Stored records
····················

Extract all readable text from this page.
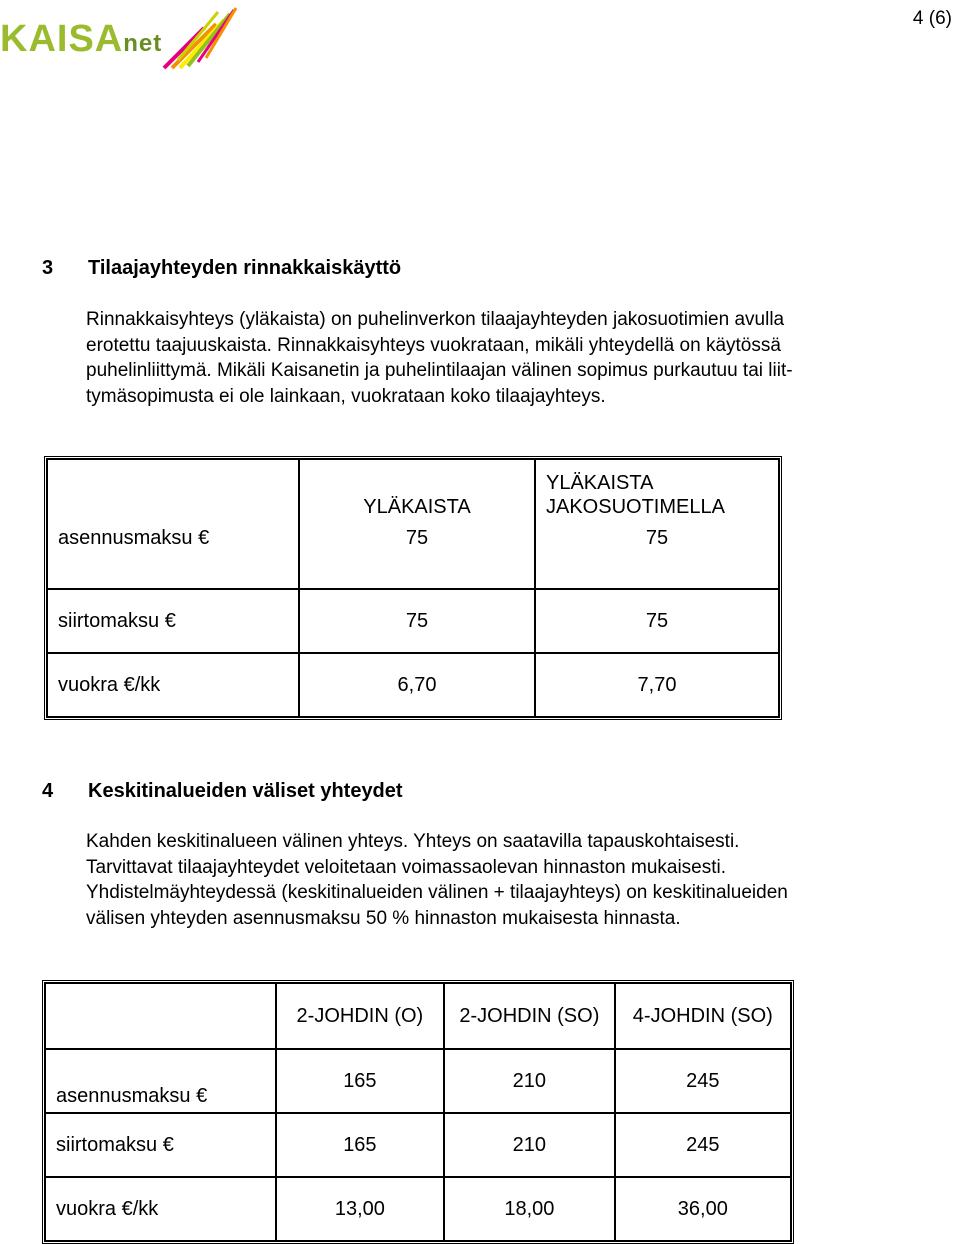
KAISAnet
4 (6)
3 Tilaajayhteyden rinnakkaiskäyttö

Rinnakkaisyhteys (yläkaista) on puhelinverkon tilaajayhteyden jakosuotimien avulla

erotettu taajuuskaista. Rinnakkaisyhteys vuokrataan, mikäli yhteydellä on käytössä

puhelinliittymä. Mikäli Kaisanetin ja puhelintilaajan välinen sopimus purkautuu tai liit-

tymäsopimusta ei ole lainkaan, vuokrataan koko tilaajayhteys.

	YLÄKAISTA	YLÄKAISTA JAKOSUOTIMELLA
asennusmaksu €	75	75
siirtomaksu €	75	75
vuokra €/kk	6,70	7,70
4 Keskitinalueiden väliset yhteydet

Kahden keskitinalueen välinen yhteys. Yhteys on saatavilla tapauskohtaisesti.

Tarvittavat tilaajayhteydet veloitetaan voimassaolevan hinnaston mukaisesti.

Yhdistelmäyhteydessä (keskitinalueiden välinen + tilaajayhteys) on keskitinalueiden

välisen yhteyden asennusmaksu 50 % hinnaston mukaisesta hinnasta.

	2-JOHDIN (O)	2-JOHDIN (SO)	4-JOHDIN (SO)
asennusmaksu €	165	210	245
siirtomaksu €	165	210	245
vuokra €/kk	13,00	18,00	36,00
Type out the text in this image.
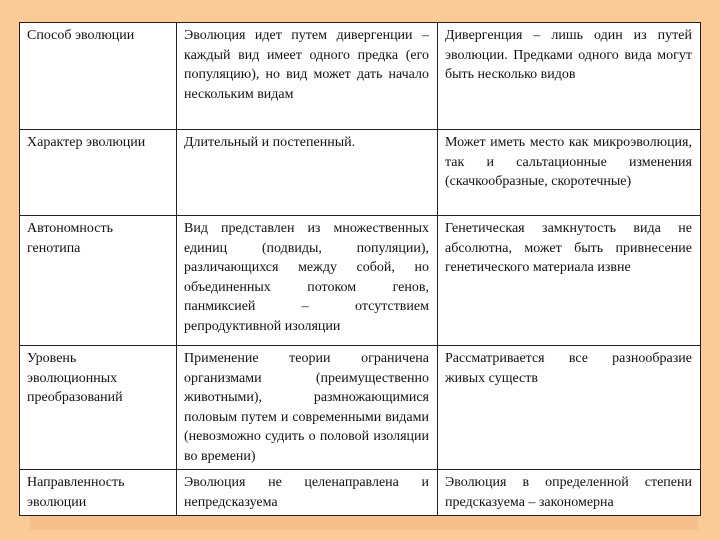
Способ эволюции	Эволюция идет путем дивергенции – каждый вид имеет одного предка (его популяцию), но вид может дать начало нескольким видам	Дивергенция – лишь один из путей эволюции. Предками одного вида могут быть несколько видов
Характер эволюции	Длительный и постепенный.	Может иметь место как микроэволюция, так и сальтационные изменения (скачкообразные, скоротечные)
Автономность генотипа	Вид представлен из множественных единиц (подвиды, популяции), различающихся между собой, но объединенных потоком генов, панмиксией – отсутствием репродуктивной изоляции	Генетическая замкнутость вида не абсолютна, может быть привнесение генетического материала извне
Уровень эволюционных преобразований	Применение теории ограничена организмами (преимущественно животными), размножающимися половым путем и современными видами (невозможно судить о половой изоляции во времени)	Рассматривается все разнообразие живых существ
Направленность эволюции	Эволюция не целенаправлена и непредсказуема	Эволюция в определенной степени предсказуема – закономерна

····················

● What is expected:
Quote the full listing above word for word; exclude every picture from the copy.

● Response below:
Extract all readable text from this page.
KAISAnet
4 (6)
3 Tilaajayhteyden rinnakkaiskäyttö

Rinnakkaisyhteys (yläkaista) on puhelinverkon tilaajayhteyden jakosuotimien avulla

erotettu taajuuskaista. Rinnakkaisyhteys vuokrataan, mikäli yhteydellä on käytössä

puhelinliittymä. Mikäli Kaisanetin ja puhelintilaajan välinen sopimus purkautuu tai liit-

tymäsopimusta ei ole lainkaan, vuokrataan koko tilaajayhteys.

	YLÄKAISTA	YLÄKAISTA JAKOSUOTIMELLA
asennusmaksu €	75	75
siirtomaksu €	75	75
vuokra €/kk	6,70	7,70
4 Keskitinalueiden väliset yhteydet

Kahden keskitinalueen välinen yhteys. Yhteys on saatavilla tapauskohtaisesti.

Tarvittavat tilaajayhteydet veloitetaan voimassaolevan hinnaston mukaisesti.

Yhdistelmäyhteydessä (keskitinalueiden välinen + tilaajayhteys) on keskitinalueiden

välisen yhteyden asennusmaksu 50 % hinnaston mukaisesta hinnasta.

	2-JOHDIN (O)	2-JOHDIN (SO)	4-JOHDIN (SO)
asennusmaksu €	165	210	245
siirtomaksu €	165	210	245
vuokra €/kk	13,00	18,00	36,00
Type out the text in this image.
Способ эволюции	Эволюция идет путем дивергенции – каждый вид имеет одного предка (его популяцию), но вид может дать начало нескольким видам	Дивергенция – лишь один из путей эволюции. Предками одного вида могут быть несколько видов
Характер эволюции	Длительный и постепенный.	Может иметь место как микроэволюция, так и сальтационные изменения (скачкообразные, скоротечные)
Автономность генотипа	Вид представлен из множественных единиц (подвиды, популяции), различающихся между собой, но объединенных потоком генов, панмиксией – отсутствием репродуктивной изоляции	Генетическая замкнутость вида не абсолютна, может быть привнесение генетического материала извне
Уровень эволюционных преобразований	Применение теории ограничена организмами (преимущественно животными), размножающимися половым путем и современными видами (невозможно судить о половой изоляции во времени)	Рассматривается все разнообразие живых существ
Направленность эволюции	Эволюция не целенаправлена и непредсказуема	Эволюция в определенной степени предсказуема – закономерна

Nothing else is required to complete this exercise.